(Data items)
╔══
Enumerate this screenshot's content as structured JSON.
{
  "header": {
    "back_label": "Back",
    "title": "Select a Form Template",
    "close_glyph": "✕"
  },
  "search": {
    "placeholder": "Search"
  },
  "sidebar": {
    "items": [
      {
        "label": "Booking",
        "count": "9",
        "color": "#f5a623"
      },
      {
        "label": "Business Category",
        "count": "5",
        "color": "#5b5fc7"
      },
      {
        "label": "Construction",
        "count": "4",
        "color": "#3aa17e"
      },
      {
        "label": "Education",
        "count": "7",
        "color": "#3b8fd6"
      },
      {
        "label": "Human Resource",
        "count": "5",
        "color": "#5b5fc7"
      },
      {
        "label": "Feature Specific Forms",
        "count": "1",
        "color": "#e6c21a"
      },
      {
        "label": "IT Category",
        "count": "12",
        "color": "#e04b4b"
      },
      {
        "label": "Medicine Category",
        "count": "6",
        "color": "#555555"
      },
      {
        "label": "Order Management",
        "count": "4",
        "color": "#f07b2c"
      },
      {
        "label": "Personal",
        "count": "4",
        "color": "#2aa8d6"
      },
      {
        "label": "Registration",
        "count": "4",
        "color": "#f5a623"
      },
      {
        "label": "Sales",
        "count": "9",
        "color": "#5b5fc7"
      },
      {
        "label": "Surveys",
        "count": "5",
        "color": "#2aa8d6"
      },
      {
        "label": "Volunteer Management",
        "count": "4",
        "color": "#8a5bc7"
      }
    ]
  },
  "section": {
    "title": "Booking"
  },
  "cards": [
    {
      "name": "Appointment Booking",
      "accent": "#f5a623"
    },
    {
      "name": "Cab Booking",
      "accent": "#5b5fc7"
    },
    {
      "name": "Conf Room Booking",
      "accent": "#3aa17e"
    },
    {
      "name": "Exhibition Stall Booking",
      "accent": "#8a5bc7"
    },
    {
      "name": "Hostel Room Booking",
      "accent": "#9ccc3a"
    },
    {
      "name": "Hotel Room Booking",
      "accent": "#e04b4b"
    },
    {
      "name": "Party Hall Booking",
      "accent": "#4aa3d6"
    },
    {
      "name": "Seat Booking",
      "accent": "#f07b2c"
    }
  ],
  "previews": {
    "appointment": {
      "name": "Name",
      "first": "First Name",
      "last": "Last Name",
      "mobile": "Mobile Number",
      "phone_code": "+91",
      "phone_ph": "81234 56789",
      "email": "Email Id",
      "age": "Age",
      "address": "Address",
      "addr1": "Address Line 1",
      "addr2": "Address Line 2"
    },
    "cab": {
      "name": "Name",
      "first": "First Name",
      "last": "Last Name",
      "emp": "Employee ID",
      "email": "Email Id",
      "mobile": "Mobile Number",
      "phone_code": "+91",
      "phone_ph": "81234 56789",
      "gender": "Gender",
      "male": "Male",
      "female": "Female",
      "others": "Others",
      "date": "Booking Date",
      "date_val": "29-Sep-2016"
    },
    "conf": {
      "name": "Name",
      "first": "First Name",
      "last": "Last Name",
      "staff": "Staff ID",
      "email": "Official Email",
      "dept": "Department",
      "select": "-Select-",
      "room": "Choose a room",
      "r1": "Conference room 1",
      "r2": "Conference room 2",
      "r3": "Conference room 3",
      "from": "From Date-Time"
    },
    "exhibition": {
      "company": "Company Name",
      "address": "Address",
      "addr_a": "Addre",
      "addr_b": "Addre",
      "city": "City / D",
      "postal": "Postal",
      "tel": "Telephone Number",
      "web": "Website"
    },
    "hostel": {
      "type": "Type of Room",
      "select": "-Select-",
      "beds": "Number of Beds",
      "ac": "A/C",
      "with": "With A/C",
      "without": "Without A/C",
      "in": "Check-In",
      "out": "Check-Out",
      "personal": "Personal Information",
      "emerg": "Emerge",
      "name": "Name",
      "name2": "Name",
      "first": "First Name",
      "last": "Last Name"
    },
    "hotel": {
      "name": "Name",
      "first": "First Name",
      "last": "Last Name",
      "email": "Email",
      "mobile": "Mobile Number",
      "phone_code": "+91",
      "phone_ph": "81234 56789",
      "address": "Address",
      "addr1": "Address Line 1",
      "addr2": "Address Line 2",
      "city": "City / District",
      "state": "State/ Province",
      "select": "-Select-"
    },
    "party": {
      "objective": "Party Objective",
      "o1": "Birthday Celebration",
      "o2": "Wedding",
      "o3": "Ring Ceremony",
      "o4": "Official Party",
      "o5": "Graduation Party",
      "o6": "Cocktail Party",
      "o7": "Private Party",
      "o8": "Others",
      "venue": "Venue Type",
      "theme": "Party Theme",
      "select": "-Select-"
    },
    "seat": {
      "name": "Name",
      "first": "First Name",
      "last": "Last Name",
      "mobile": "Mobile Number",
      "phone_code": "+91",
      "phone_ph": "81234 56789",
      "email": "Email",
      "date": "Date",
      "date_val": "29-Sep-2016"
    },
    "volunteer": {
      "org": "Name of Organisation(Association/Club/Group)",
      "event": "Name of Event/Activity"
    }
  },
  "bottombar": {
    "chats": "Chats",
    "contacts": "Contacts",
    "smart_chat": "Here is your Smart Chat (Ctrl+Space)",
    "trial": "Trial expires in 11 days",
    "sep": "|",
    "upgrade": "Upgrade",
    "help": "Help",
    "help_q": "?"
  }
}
╚══
What you will do: Scan the listing above. Collect all lines with the word "Personal".

Answer to this exercise:
        "label": "Personal",
      "personal": "Personal Information",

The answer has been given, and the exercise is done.